» EXERCISE PASSAGE
---+---
For experiment 1, we compared the patients against a control group acquired in the context of a different study (Bach et al., 2009); comprising 25 healthy participants (13 male, 12 female) with an age (mean±standard deviation) of 35.4±13.1 years. For experiment 2, we collected a sample more closely matched to the patients; these were 16 healthy females with an age of 33.6±3.4 years.

2.3. Stimuli

Task 1: Stimuli were taken from a validated set of Banse & Scherer (1996). The original work was concerned with acoustic profiles in vocal emotion expression that addressed the emotions fear, sadness, anger, disgust, neutral affect, and happiness. In the original set, 12 professional actors vocalised the emotions. There were two sentences for each emotion and intensity level, and each sentence was vocalised twice in two different eliciting scenarios. From the whole set, items were selected on the basis of expert ratings by an independent group of 12 actors. Those items were then included in a recognition study with naive participants. In the recognition study, stimuli were also included from actors who did not perform well on all emotions. To minimise variance caused by low-level acoustic features, we used only stimuli from the two actors (one male, one female) who performed the whole set of emotions. Therefore, the stimulus set used in the present study comprised only a part of the original set. Nine additional stimuli vocalised by a different actor were used as practice items for experiment 1. Hence, there were eight items for each intensity level of intensity-graded emotions, for two actors, two sentences, and two scenarios. For neutral and disgust, there were two different items from each actor/sentence/scenario combination, adding up to 16 items, to keep the total number of items per emotion category constant. The sentences were ‘Hat sundig pron you venzy’ and ‘Fee gott laish jonkill gosterr ’. These meaningless sentences comprise phonemes from several Indo-European languages and resemble normal speech. According to the validation study, ‘listeners generally have the impression of listening to an unknown foreign language’ (Banse & Scherer, 1996). Thus, experiment 1 used 96 stimuli expressing fear, sadness, anger, disgust, neutral affect, and happiness. Only stimuli for fear, sadness, anger, and happiness were graded in two intensity categories. Hence, a first analysis was performed on all six emotion categories while not accounting for intensity, and a second analysis on the four intensity-graded emotion categories.
---+---
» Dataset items

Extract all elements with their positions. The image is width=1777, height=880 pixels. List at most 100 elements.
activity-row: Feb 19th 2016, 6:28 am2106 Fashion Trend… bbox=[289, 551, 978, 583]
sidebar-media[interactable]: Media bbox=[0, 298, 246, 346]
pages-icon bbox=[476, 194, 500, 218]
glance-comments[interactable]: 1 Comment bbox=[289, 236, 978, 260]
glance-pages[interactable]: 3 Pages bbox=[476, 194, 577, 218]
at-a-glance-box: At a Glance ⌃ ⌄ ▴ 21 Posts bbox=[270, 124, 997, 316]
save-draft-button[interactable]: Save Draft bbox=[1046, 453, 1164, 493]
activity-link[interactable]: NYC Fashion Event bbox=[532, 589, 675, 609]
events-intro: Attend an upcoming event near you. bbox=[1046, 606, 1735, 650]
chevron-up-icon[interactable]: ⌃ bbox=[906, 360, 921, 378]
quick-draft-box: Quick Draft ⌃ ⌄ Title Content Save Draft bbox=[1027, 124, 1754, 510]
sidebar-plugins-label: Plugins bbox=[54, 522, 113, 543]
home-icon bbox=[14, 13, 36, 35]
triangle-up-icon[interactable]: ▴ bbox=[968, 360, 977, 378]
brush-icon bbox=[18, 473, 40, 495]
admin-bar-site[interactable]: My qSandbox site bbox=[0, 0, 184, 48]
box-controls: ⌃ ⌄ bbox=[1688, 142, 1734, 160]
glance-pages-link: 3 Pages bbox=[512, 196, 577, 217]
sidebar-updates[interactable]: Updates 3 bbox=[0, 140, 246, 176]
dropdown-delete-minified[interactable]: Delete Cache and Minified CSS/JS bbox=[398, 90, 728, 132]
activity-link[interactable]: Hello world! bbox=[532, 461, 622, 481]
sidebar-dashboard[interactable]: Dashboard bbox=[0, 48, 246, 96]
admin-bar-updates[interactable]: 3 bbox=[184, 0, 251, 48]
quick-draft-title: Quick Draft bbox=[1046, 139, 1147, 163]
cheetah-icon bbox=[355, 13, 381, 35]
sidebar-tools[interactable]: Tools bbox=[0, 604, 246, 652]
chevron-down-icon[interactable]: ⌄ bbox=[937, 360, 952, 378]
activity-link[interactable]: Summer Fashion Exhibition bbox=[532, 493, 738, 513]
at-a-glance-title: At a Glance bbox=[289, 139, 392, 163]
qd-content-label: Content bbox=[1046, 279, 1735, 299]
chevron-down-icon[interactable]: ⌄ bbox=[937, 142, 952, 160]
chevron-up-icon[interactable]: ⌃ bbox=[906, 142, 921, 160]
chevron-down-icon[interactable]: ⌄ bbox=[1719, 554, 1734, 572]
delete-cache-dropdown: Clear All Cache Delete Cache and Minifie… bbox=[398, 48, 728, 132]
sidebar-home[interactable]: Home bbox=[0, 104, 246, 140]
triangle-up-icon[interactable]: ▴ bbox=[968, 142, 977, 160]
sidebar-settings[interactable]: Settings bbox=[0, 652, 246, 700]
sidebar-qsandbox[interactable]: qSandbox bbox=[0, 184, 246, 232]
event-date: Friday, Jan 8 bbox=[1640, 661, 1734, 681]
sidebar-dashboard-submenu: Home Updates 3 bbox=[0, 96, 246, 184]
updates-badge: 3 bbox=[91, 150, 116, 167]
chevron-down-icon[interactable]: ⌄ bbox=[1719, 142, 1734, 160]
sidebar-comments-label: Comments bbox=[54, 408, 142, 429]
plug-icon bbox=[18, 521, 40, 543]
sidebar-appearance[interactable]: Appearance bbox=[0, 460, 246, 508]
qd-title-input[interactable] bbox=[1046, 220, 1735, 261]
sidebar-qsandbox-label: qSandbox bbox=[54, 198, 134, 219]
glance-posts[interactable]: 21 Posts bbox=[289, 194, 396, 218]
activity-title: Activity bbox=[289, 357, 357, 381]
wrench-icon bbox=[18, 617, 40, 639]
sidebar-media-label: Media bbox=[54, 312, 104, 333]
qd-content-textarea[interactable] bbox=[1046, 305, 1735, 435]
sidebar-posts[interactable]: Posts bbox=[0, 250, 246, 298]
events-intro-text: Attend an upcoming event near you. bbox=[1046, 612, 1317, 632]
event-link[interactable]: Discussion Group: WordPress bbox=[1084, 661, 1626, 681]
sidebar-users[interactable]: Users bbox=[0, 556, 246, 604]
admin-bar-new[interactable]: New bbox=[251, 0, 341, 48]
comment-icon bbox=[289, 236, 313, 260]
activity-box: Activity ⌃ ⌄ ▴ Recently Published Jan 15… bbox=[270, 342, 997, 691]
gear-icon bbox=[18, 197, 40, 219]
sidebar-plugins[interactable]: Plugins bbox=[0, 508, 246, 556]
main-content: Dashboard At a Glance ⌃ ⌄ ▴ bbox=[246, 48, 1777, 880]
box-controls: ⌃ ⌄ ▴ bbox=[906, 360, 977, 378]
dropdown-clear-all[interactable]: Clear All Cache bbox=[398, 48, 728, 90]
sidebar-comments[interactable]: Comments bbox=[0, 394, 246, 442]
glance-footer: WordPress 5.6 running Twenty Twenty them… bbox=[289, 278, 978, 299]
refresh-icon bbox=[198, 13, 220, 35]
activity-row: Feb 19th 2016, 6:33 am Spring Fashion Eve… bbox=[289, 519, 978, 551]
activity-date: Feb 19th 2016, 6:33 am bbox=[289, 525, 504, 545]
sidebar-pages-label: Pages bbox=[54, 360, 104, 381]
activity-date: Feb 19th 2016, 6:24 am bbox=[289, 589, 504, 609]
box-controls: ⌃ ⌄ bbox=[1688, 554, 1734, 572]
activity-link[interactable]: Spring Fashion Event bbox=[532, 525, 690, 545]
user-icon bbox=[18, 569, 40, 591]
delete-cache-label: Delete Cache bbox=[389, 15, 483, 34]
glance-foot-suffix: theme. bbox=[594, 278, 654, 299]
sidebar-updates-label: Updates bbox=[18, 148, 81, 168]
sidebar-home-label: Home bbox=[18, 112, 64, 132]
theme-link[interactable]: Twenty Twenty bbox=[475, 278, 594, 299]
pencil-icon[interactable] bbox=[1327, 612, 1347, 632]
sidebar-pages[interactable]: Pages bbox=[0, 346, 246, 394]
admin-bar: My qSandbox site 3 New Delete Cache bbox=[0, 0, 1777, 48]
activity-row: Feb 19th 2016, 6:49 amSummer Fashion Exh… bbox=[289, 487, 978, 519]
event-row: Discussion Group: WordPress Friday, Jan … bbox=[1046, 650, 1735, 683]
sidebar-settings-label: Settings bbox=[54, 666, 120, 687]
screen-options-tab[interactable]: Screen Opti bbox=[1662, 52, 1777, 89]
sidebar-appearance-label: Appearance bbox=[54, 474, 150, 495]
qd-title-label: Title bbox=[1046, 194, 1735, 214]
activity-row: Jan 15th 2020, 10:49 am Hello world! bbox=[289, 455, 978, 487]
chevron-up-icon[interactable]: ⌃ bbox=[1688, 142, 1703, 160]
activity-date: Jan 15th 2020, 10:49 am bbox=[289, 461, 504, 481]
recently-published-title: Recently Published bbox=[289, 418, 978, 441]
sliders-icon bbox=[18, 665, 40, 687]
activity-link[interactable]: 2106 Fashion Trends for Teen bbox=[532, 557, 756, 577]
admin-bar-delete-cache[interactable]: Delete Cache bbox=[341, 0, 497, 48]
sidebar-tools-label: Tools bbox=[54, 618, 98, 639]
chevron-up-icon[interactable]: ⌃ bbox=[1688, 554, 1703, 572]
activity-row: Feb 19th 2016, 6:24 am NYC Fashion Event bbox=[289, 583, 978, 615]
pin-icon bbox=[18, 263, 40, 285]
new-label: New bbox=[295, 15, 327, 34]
---+---
» QUESTIONS TO ANSWER
**A)** Using the study excerpt, answer each question below:
(i) How many healthy participants made up the control group for experiment 1?
(ii) How many professional actors vocalized the emotions in the original stimulus set?
(iii) How many stimuli did experiment 1 use?
**B)** Extract the part of the study excerpt from "For experiment 1, we" up to and including "of 33.6±3.4 years.", copying it word for word.

» ANSWERS BY ITEM
**A)**
(i) 25
(ii) 12
(iii) 96

**B)**
For experiment 1, we compared the patients against a control group acquired in the context of a different study (Bach et al., 2009); comprising 25 healthy participants (13 male, 12 female) with an age (mean±standard deviation) of 35.4±13.1 years. For experiment 2, we collected a sample more closely matched to the patients; these were 16 healthy females with an age of 33.6±3.4 years.